Transcribe each of the records below exactly, excluding all pictures.
## Start Data entries
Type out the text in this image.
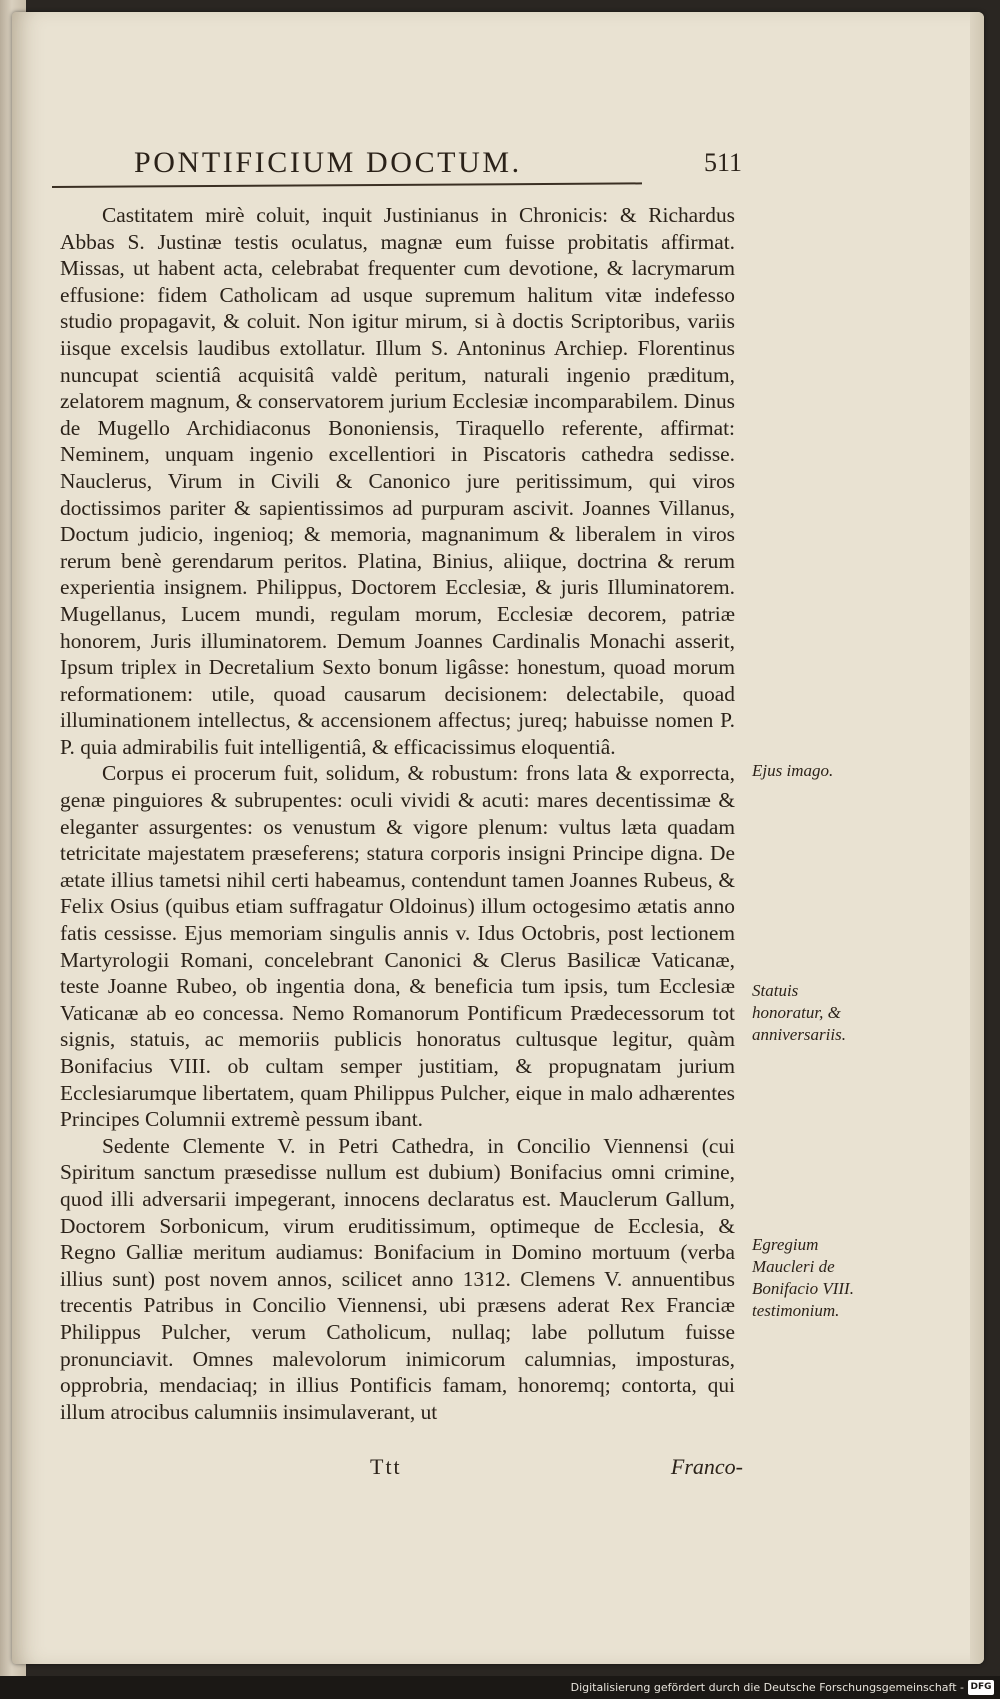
PONTIFICIUM DOCTUM.	511

Castitatem mirè coluit, inquit Justinianus in Chronicis: & Richardus Abbas S. Justinæ testis oculatus, magnæ eum fuisse probitatis affirmat. Missas, ut habent acta, celebrabat frequenter cum devotione, & lacrymarum effusione: fidem Catholicam ad usque supremum halitum vitæ indefesso studio propagavit, & coluit. Non igitur mirum, si à doctis Scriptoribus, variis iisque excelsis laudibus extollatur. Illum S. Antoninus Archiep. Florentinus nuncupat scientiâ acquisitâ valdè peritum, naturali ingenio præditum, zelatorem magnum, & conservatorem jurium Ecclesiæ incomparabilem. Dinus de Mugello Archidiaconus Bononiensis, Tiraquello referente, affirmat: Neminem, unquam ingenio excellentiori in Piscatoris cathedra sedisse. Nauclerus, Virum in Civili & Canonico jure peritissimum, qui viros doctissimos pariter & sapientissimos ad purpuram ascivit. Joannes Villanus, Doctum judicio, ingenioq; & memoria, magnanimum & liberalem in viros rerum benè gerendarum peritos. Platina, Binius, aliique, doctrina & rerum experientia insignem. Philippus, Doctorem Ecclesiæ, & juris Illuminatorem. Mugellanus, Lucem mundi, regulam morum, Ecclesiæ decorem, patriæ honorem, Juris illuminatorem. Demum Joannes Cardinalis Monachi asserit, Ipsum triplex in Decretalium Sexto bonum ligâsse: honestum, quoad morum reformationem: utile, quoad causarum decisionem: delectabile, quoad illuminationem intellectus, & accensionem affectus; jureq; habuisse nomen P. P. quia admirabilis fuit intelligentiâ, & efficacissimus eloquentiâ.

Corpus ei procerum fuit, solidum, & robustum: frons lata & exporrecta, genæ pinguiores & subrupentes: oculi vividi & acuti: mares decentissimæ & eleganter assurgentes: os venustum & vigore plenum: vultus læta quadam tetricitate majestatem præseferens; statura corporis insigni Principe digna. De ætate illius tametsi nihil certi habeamus, contendunt tamen Joannes Rubeus, & Felix Osius (quibus etiam suffragatur Oldoinus) illum octogesimo ætatis anno fatis cessisse. Ejus memoriam singulis annis v. Idus Octobris, post lectionem Martyrologii Romani, concelebrant Canonici & Clerus Basilicæ Vaticanæ, teste Joanne Rubeo, ob ingentia dona, & beneficia tum ipsis, tum Ecclesiæ Vaticanæ ab eo concessa. Nemo Romanorum Pontificum Prædecessorum tot signis, statuis, ac memoriis publicis honoratus cultusque legitur, quàm Bonifacius VIII. ob cultam semper justitiam, & propugnatam jurium Ecclesiarumque libertatem, quam Philippus Pulcher, eique in malo adhærentes Principes Columnii extremè pessum ibant.

Sedente Clemente V. in Petri Cathedra, in Concilio Viennensi (cui Spiritum sanctum præsedisse nullum est dubium) Bonifacius omni crimine, quod illi adversarii impegerant, innocens declaratus est. Mauclerum Gallum, Doctorem Sorbonicum, virum eruditissimum, optimeque de Ecclesia, & Regno Galliæ meritum audiamus: Bonifacium in Domino mortuum (verba illius sunt) post novem annos, scilicet anno 1312. Clemens V. annuentibus trecentis Patribus in Concilio Viennensi, ubi præsens aderat Rex Franciæ Philippus Pulcher, verum Catholicum, nullaq; labe pollutum fuisse pronunciavit. Omnes malevolorum inimicorum calumnias, imposturas, opprobria, mendaciaq; in illius Pontificis famam, honoremq; contorta, qui illum atrocibus calumniis insimulaverant, ut

Ejus imago.
Statuis honoratur, & anniversariis.
Egregium Maucleri de Bonifacio VIII. testimonium.
Ttt	Franco-
Digitalisierung gefördert durch die Deutsche Forschungsgemeinschaft - DFG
## End Data entries
### [Response]
Type out the text in this image.
PONTIFICIUM DOCTUM.	511

Castitatem mirè coluit, inquit Justinianus in Chronicis: & Richardus Abbas S. Justinæ testis oculatus, magnæ eum fuisse probitatis affirmat. Missas, ut habent acta, celebrabat frequenter cum devotione, & lacrymarum effusione: fidem Catholicam ad usque supremum halitum vitæ indefesso studio propagavit, & coluit. Non igitur mirum, si à doctis Scriptoribus, variis iisque excelsis laudibus extollatur. Illum S. Antoninus Archiep. Florentinus nuncupat scientiâ acquisitâ valdè peritum, naturali ingenio præditum, zelatorem magnum, & conservatorem jurium Ecclesiæ incomparabilem. Dinus de Mugello Archidiaconus Bononiensis, Tiraquello referente, affirmat: Neminem, unquam ingenio excellentiori in Piscatoris cathedra sedisse. Nauclerus, Virum in Civili & Canonico jure peritissimum, qui viros doctissimos pariter & sapientissimos ad purpuram ascivit. Joannes Villanus, Doctum judicio, ingenioq; & memoria, magnanimum & liberalem in viros rerum benè gerendarum peritos. Platina, Binius, aliique, doctrina & rerum experientia insignem. Philippus, Doctorem Ecclesiæ, & juris Illuminatorem. Mugellanus, Lucem mundi, regulam morum, Ecclesiæ decorem, patriæ honorem, Juris illuminatorem. Demum Joannes Cardinalis Monachi asserit, Ipsum triplex in Decretalium Sexto bonum ligâsse: honestum, quoad morum reformationem: utile, quoad causarum decisionem: delectabile, quoad illuminationem intellectus, & accensionem affectus; jureq; habuisse nomen P. P. quia admirabilis fuit intelligentiâ, & efficacissimus eloquentiâ.

Corpus ei procerum fuit, solidum, & robustum: frons lata & exporrecta, genæ pinguiores & subrupentes: oculi vividi & acuti: mares decentissimæ & eleganter assurgentes: os venustum & vigore plenum: vultus læta quadam tetricitate majestatem præseferens; statura corporis insigni Principe digna. De ætate illius tametsi nihil certi habeamus, contendunt tamen Joannes Rubeus, & Felix Osius (quibus etiam suffragatur Oldoinus) illum octogesimo ætatis anno fatis cessisse. Ejus memoriam singulis annis v. Idus Octobris, post lectionem Martyrologii Romani, concelebrant Canonici & Clerus Basilicæ Vaticanæ, teste Joanne Rubeo, ob ingentia dona, & beneficia tum ipsis, tum Ecclesiæ Vaticanæ ab eo concessa. Nemo Romanorum Pontificum Prædecessorum tot signis, statuis, ac memoriis publicis honoratus cultusque legitur, quàm Bonifacius VIII. ob cultam semper justitiam, & propugnatam jurium Ecclesiarumque libertatem, quam Philippus Pulcher, eique in malo adhærentes Principes Columnii extremè pessum ibant.

Sedente Clemente V. in Petri Cathedra, in Concilio Viennensi (cui Spiritum sanctum præsedisse nullum est dubium) Bonifacius omni crimine, quod illi adversarii impegerant, innocens declaratus est. Mauclerum Gallum, Doctorem Sorbonicum, virum eruditissimum, optimeque de Ecclesia, & Regno Galliæ meritum audiamus: Bonifacium in Domino mortuum (verba illius sunt) post novem annos, scilicet anno 1312. Clemens V. annuentibus trecentis Patribus in Concilio Viennensi, ubi præsens aderat Rex Franciæ Philippus Pulcher, verum Catholicum, nullaq; labe pollutum fuisse pronunciavit. Omnes malevolorum inimicorum calumnias, imposturas, opprobria, mendaciaq; in illius Pontificis famam, honoremq; contorta, qui illum atrocibus calumniis insimulaverant, ut

Ejus imago.
Statuis honoratur, & anniversariis.
Egregium Maucleri de Bonifacio VIII. testimonium.
Ttt	Franco-
Digitalisierung gefördert durch die Deutsche Forschungsgemeinschaft - DFG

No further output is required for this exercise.